### Task goal
Extract every line from the records below that contains the word "Started".

### Supplied material
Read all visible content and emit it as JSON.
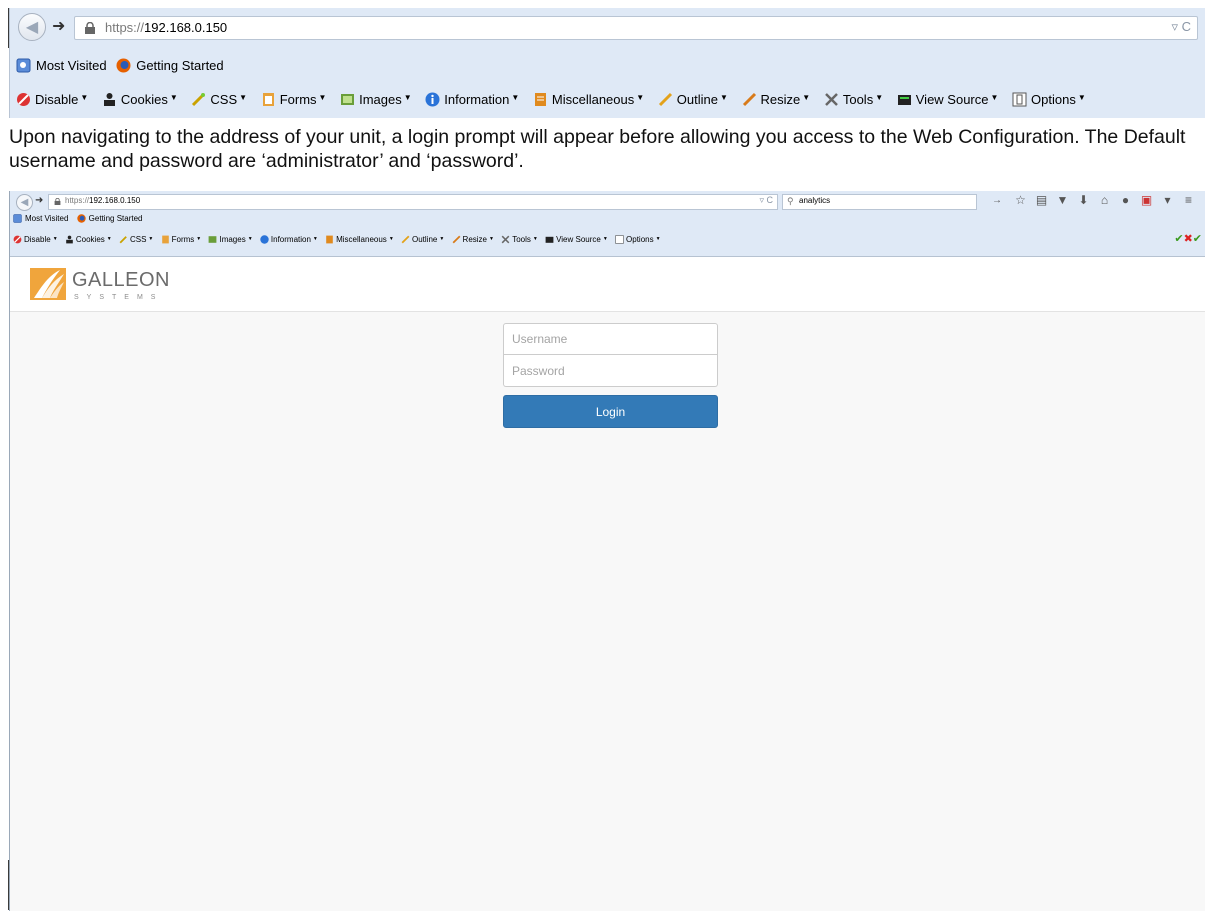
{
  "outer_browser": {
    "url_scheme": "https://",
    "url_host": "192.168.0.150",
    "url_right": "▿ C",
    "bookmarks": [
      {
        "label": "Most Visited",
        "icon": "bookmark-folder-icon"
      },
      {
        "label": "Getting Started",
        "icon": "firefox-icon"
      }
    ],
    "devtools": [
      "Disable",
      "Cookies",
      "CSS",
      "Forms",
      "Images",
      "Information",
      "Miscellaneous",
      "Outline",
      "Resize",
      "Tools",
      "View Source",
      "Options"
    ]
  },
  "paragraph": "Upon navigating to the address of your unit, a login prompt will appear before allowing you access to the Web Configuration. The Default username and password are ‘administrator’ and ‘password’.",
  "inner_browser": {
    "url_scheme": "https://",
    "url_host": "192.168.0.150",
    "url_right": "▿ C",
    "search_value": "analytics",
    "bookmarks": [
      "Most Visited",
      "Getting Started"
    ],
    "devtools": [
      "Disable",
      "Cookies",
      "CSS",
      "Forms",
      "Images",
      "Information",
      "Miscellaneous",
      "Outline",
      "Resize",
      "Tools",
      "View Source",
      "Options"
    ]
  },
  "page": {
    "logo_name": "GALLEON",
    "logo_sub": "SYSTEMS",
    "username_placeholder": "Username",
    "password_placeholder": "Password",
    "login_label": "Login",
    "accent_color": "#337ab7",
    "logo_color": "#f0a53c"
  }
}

--

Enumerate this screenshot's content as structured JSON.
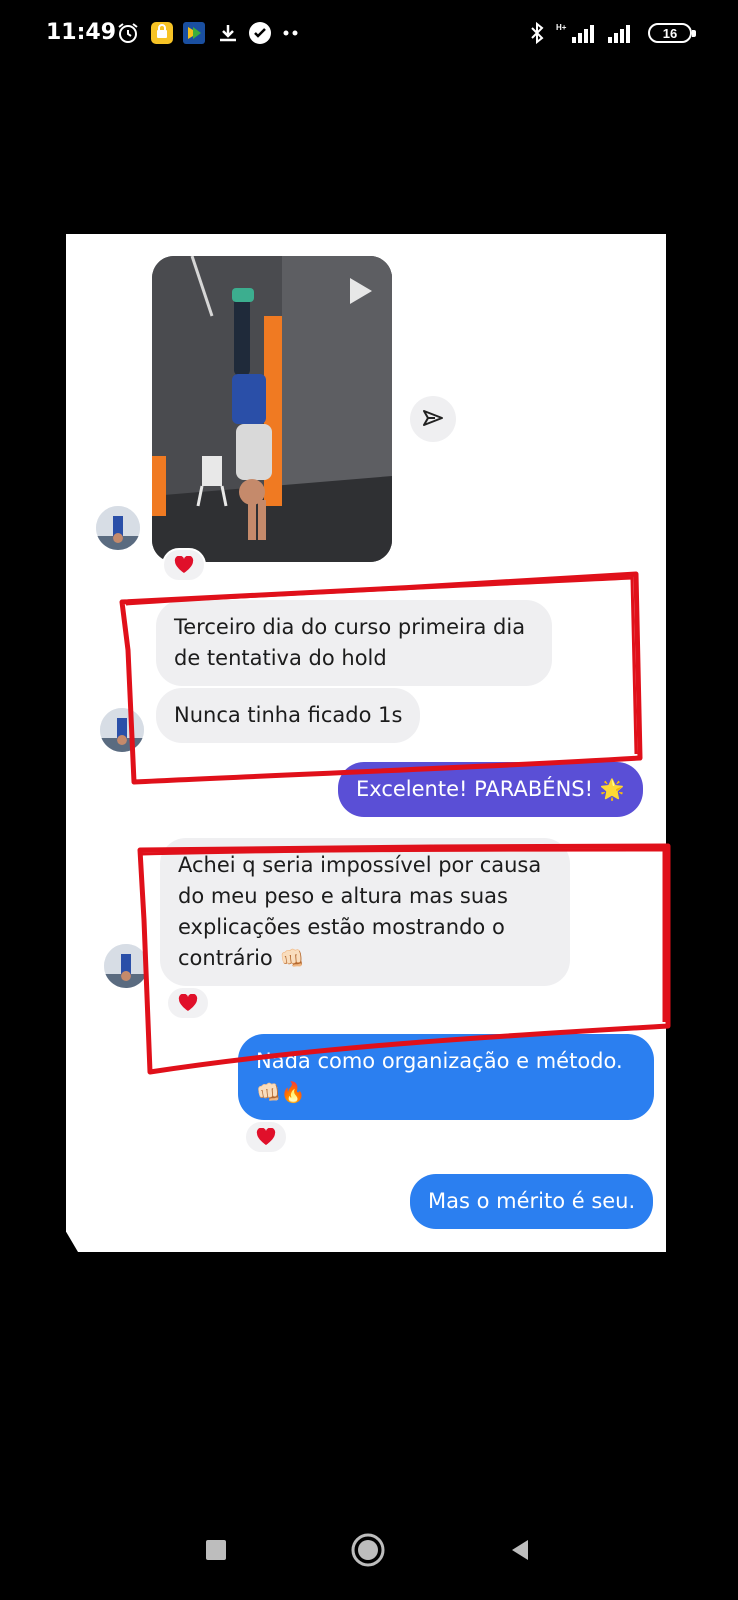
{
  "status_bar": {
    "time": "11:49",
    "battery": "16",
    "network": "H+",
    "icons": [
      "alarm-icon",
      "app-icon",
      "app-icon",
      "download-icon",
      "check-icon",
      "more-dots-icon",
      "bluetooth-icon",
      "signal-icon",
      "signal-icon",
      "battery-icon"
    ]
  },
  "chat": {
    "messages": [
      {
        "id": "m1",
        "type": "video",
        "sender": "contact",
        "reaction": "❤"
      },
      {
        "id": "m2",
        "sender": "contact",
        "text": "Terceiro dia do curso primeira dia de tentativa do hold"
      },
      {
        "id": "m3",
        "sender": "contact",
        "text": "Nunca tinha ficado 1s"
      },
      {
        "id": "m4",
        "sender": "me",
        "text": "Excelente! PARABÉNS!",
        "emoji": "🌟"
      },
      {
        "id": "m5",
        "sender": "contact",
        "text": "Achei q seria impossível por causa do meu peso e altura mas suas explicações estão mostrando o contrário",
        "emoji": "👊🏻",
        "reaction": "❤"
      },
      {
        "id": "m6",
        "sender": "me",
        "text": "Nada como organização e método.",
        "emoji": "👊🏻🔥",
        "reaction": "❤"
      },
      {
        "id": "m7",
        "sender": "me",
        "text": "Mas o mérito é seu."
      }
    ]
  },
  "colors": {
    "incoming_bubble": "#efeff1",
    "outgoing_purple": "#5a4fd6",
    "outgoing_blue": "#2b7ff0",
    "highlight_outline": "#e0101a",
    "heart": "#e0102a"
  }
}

### Task answer
        "label": "Getting Started",
      "Getting Started"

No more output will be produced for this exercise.